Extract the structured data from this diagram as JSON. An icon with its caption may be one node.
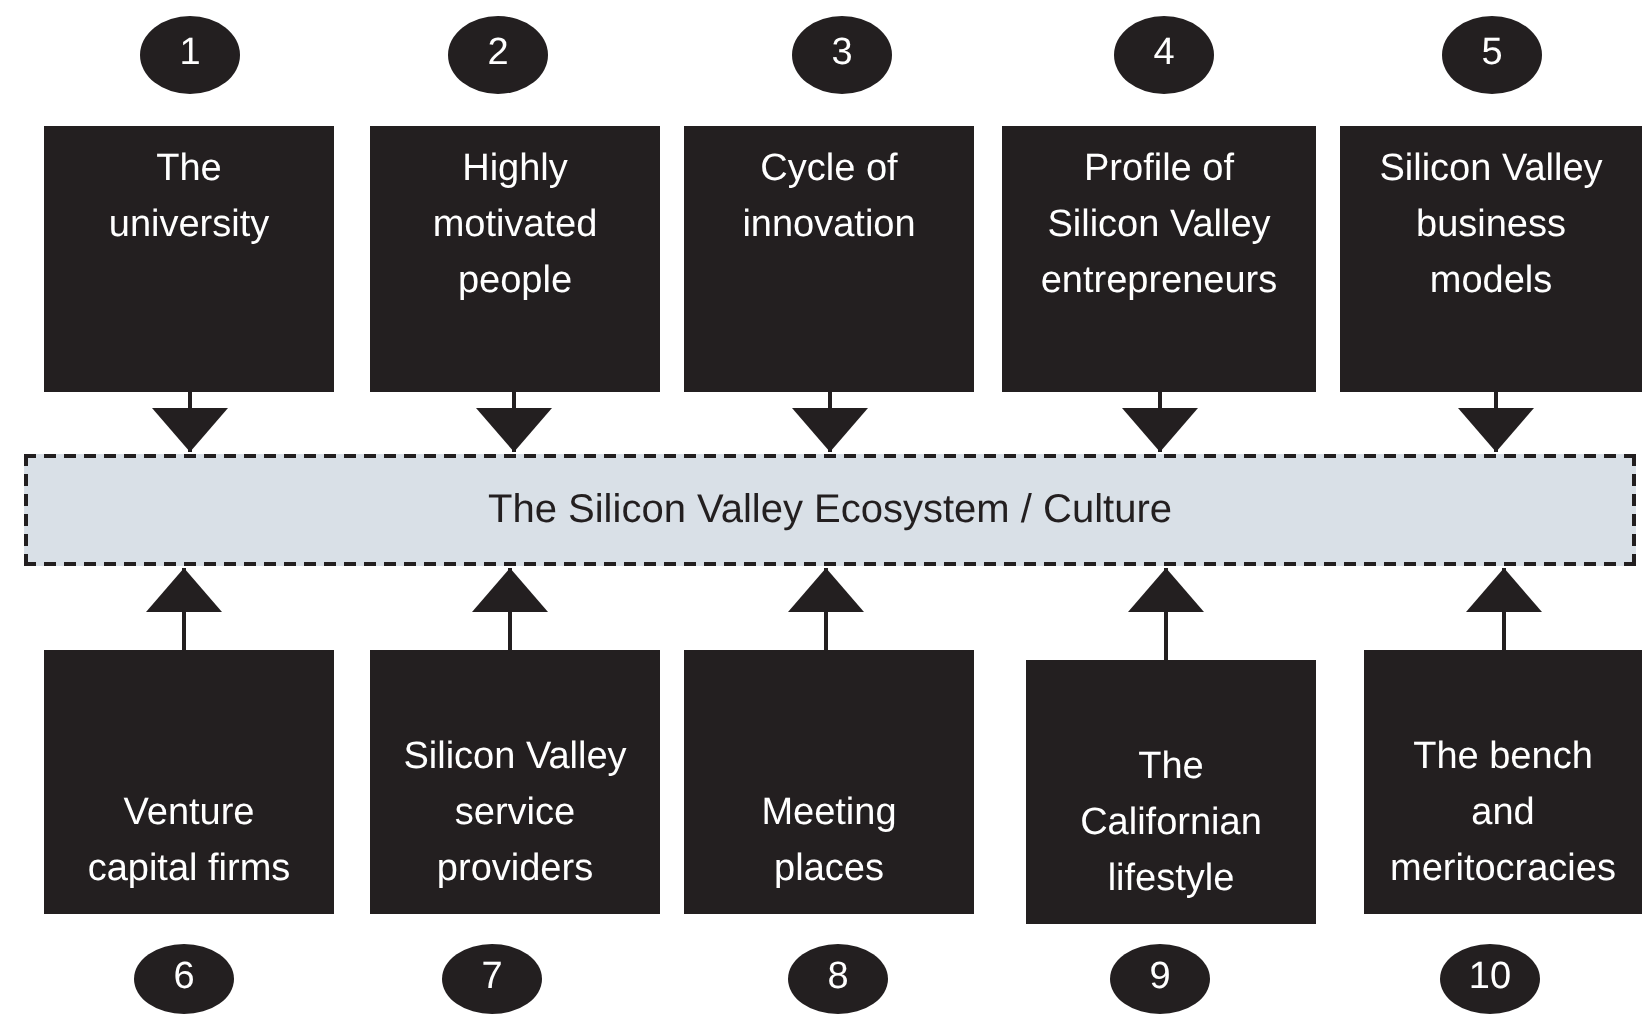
{
  "diagram": {
    "nodes": [
      {
        "text": [
          "1"
        ]
      },
      {
        "text": [
          "2"
        ]
      },
      {
        "text": [
          "3"
        ]
      },
      {
        "text": [
          "4"
        ]
      },
      {
        "text": [
          "5"
        ]
      },
      {
        "text": [
          "The university"
        ]
      },
      {
        "text": [
          "Highly motivated people"
        ]
      },
      {
        "text": [
          "Cycle of innovation"
        ]
      },
      {
        "text": [
          "Profile of Silicon Valley entrepreneurs"
        ]
      },
      {
        "text": [
          "Silicon Valley business models"
        ]
      },
      {
        "text": [
          "The Silicon Valley Ecosystem / Culture"
        ]
      },
      {
        "text": [
          "Venture capital firms"
        ]
      },
      {
        "text": [
          "Silicon Valley service providers"
        ]
      },
      {
        "text": [
          "Meeting places"
        ]
      },
      {
        "text": [
          "The Californian lifestyle"
        ]
      },
      {
        "text": [
          "The bench and meritocracies"
        ]
      },
      {
        "text": [
          "6"
        ]
      },
      {
        "text": [
          "7"
        ]
      },
      {
        "text": [
          "8"
        ]
      },
      {
        "text": [
          "9"
        ]
      },
      {
        "text": [
          "10"
        ]
      }
    ],
    "edges": [
      {
        "from": 5,
        "to": 10,
        "arrow": "to"
      },
      {
        "from": 6,
        "to": 10,
        "arrow": "to"
      },
      {
        "from": 7,
        "to": 10,
        "arrow": "to"
      },
      {
        "from": 8,
        "to": 10,
        "arrow": "to"
      },
      {
        "from": 9,
        "to": 10,
        "arrow": "to"
      },
      {
        "from": 11,
        "to": 10,
        "arrow": "to"
      },
      {
        "from": 12,
        "to": 10,
        "arrow": "to"
      },
      {
        "from": 13,
        "to": 10,
        "arrow": "to"
      },
      {
        "from": 14,
        "to": 10,
        "arrow": "to"
      },
      {
        "from": 15,
        "to": 10,
        "arrow": "to"
      }
    ]
  }
}
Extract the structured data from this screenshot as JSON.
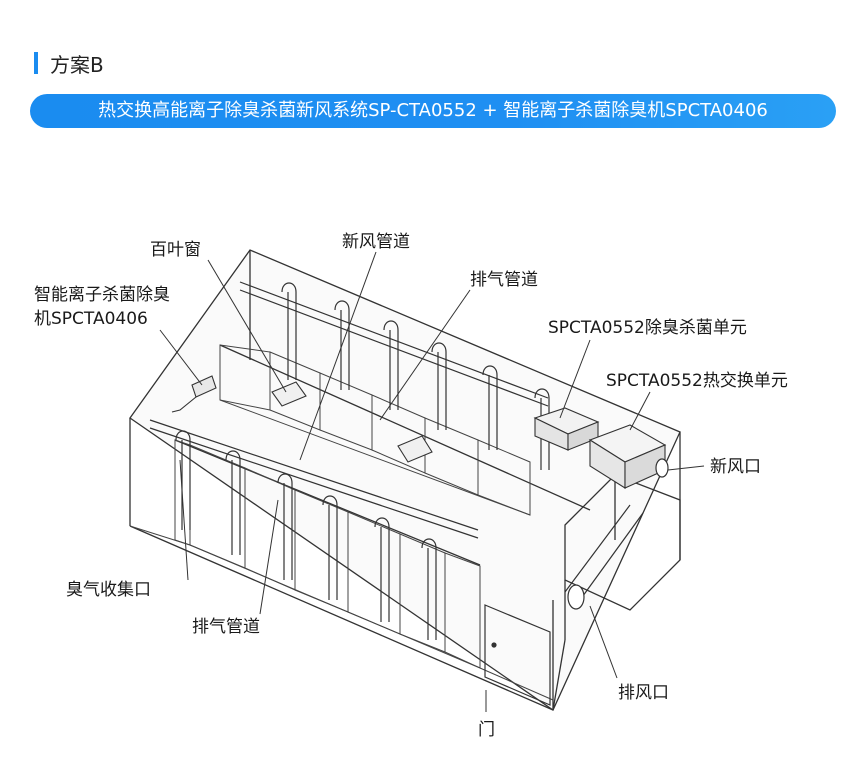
{
  "section": {
    "title": "方案B"
  },
  "banner": {
    "text": "热交换高能离子除臭杀菌新风系统SP-CTA0552 + 智能离子杀菌除臭机SPCTA0406"
  },
  "labels": {
    "louver": "百叶窗",
    "fresh_air_duct": "新风管道",
    "exhaust_duct_top": "排气管道",
    "smart_unit_line1": "智能离子杀菌除臭",
    "smart_unit_line2": "机SPCTA0406",
    "deodor_unit": "SPCTA0552除臭杀菌单元",
    "heat_exchange_unit": "SPCTA0552热交换单元",
    "fresh_air_inlet": "新风口",
    "odor_collection": "臭气收集口",
    "exhaust_duct_bottom": "排气管道",
    "exhaust_outlet": "排风口",
    "door": "门"
  },
  "colors": {
    "accent": "#1a8cf0",
    "line": "#333333"
  }
}
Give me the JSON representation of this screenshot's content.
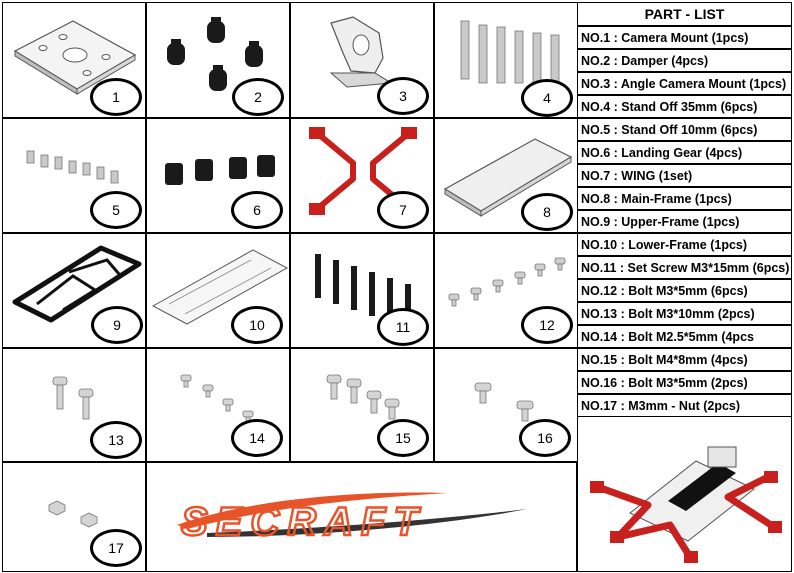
{
  "parts_grid": [
    {
      "number": "1"
    },
    {
      "number": "2"
    },
    {
      "number": "3"
    },
    {
      "number": "4"
    },
    {
      "number": "5"
    },
    {
      "number": "6"
    },
    {
      "number": "7"
    },
    {
      "number": "8"
    },
    {
      "number": "9"
    },
    {
      "number": "10"
    },
    {
      "number": "11"
    },
    {
      "number": "12"
    },
    {
      "number": "13"
    },
    {
      "number": "14"
    },
    {
      "number": "15"
    },
    {
      "number": "16"
    },
    {
      "number": "17"
    }
  ],
  "part_list": {
    "title": "PART - LIST",
    "items": [
      "NO.1 : Camera Mount (1pcs)",
      "NO.2 : Damper (4pcs)",
      "NO.3 : Angle Camera Mount  (1pcs)",
      "NO.4 : Stand Off 35mm (6pcs)",
      "NO.5 : Stand Off 10mm (6pcs)",
      "NO.6 : Landing Gear (4pcs)",
      "NO.7 : WING (1set)",
      "NO.8 : Main-Frame (1pcs)",
      "NO.9 : Upper-Frame (1pcs)",
      "NO.10 : Lower-Frame (1pcs)",
      "NO.11 : Set Screw M3*15mm (6pcs)",
      "NO.12 : Bolt M3*5mm (6pcs)",
      "NO.13 : Bolt M3*10mm (2pcs)",
      "NO.14 : Bolt M2.5*5mm (4pcs",
      "NO.15 : Bolt M4*8mm (4pcs)",
      "NO.16 : Bolt M3*5mm (2pcs)",
      "NO.17 : M3mm - Nut (2pcs)"
    ]
  },
  "logo": {
    "text": "SECRAFT",
    "colors": {
      "accent": "#e8542a",
      "dark": "#333333"
    }
  },
  "colors": {
    "frame_red": "#c8201c",
    "frame_black": "#111111",
    "part_gray": "#cfcfcf",
    "border": "#000000"
  }
}
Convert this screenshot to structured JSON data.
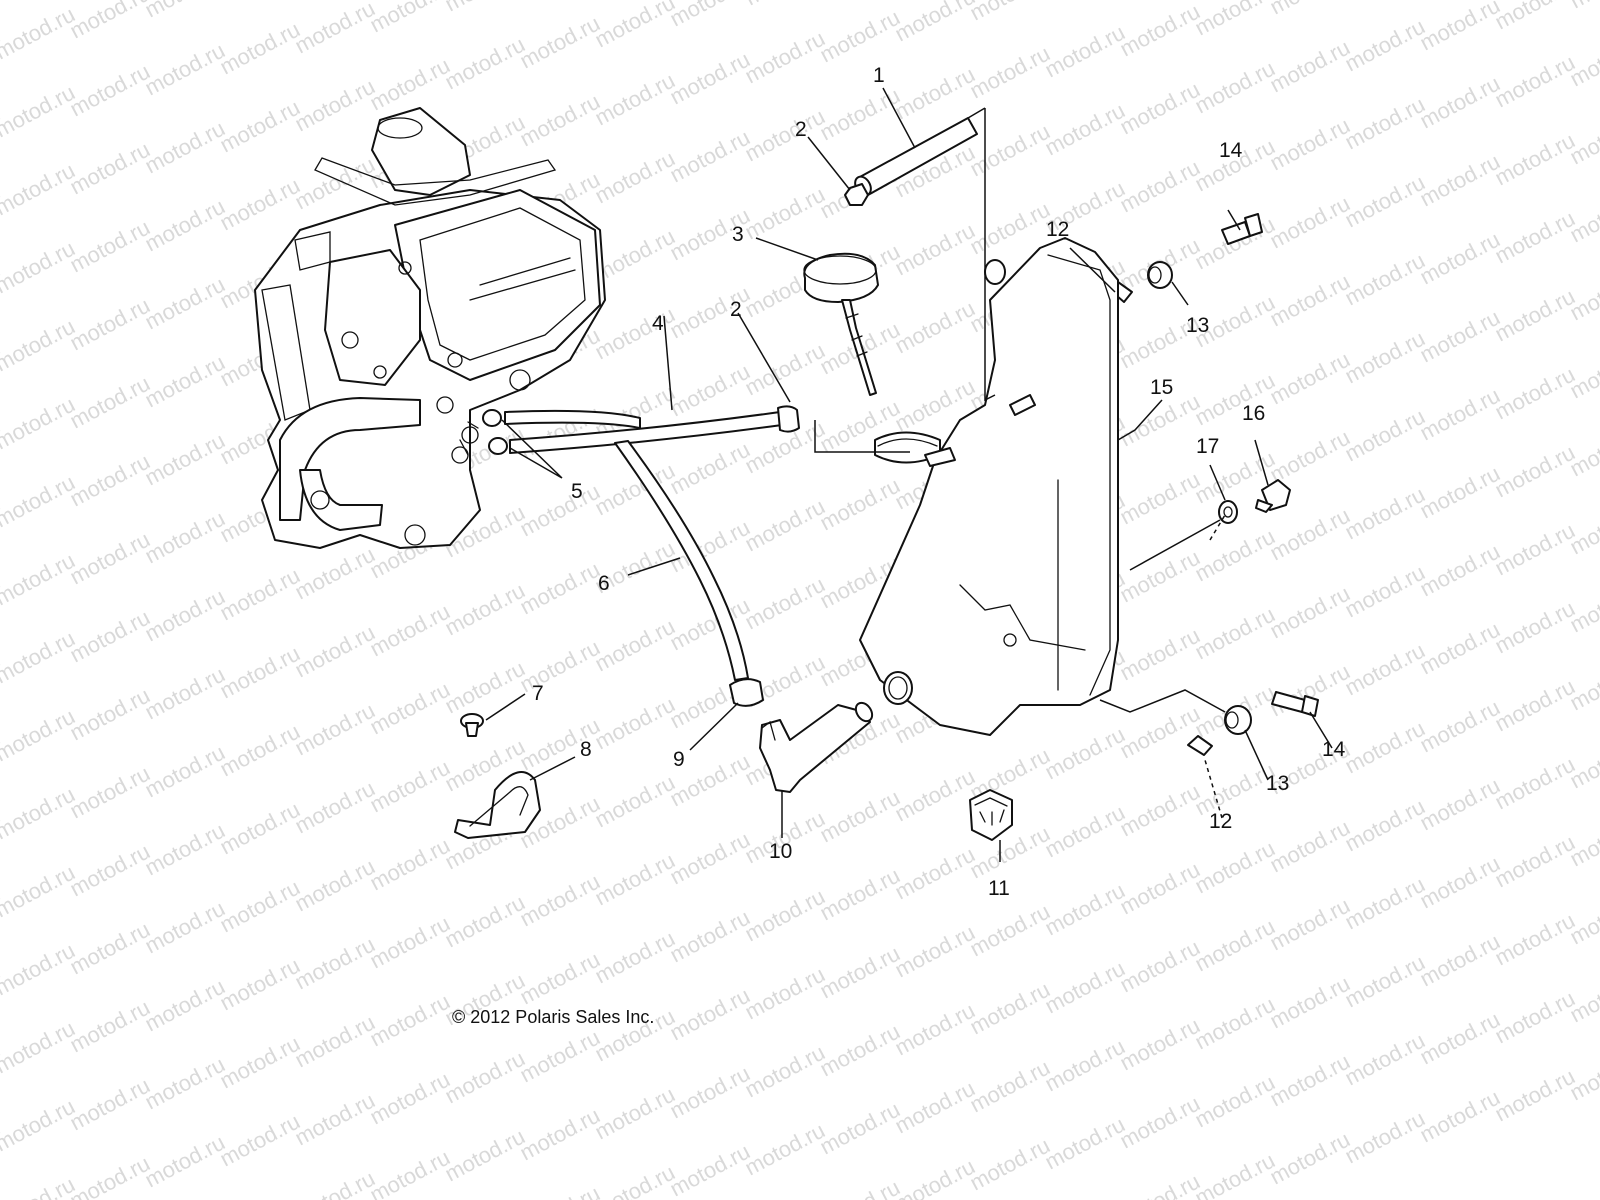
{
  "watermark": {
    "text": "motod.ru"
  },
  "callouts": [
    {
      "id": "c1",
      "number": "1"
    },
    {
      "id": "c2a",
      "number": "2"
    },
    {
      "id": "c2b",
      "number": "2"
    },
    {
      "id": "c3",
      "number": "3"
    },
    {
      "id": "c4",
      "number": "4"
    },
    {
      "id": "c5",
      "number": "5"
    },
    {
      "id": "c6",
      "number": "6"
    },
    {
      "id": "c7",
      "number": "7"
    },
    {
      "id": "c8",
      "number": "8"
    },
    {
      "id": "c9",
      "number": "9"
    },
    {
      "id": "c10",
      "number": "10"
    },
    {
      "id": "c11",
      "number": "11"
    },
    {
      "id": "c12a",
      "number": "12"
    },
    {
      "id": "c12b",
      "number": "12"
    },
    {
      "id": "c13a",
      "number": "13"
    },
    {
      "id": "c13b",
      "number": "13"
    },
    {
      "id": "c14a",
      "number": "14"
    },
    {
      "id": "c14b",
      "number": "14"
    },
    {
      "id": "c15",
      "number": "15"
    },
    {
      "id": "c16",
      "number": "16"
    },
    {
      "id": "c17",
      "number": "17"
    }
  ],
  "copyright": "© 2012 Polaris Sales Inc.",
  "colors": {
    "line": "#111111",
    "watermark": "#d9d9d9",
    "background": "#ffffff"
  }
}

[Required work]
Figure out how many lines above include the string "Extract", then report that number and nothing else.

[Response below]
2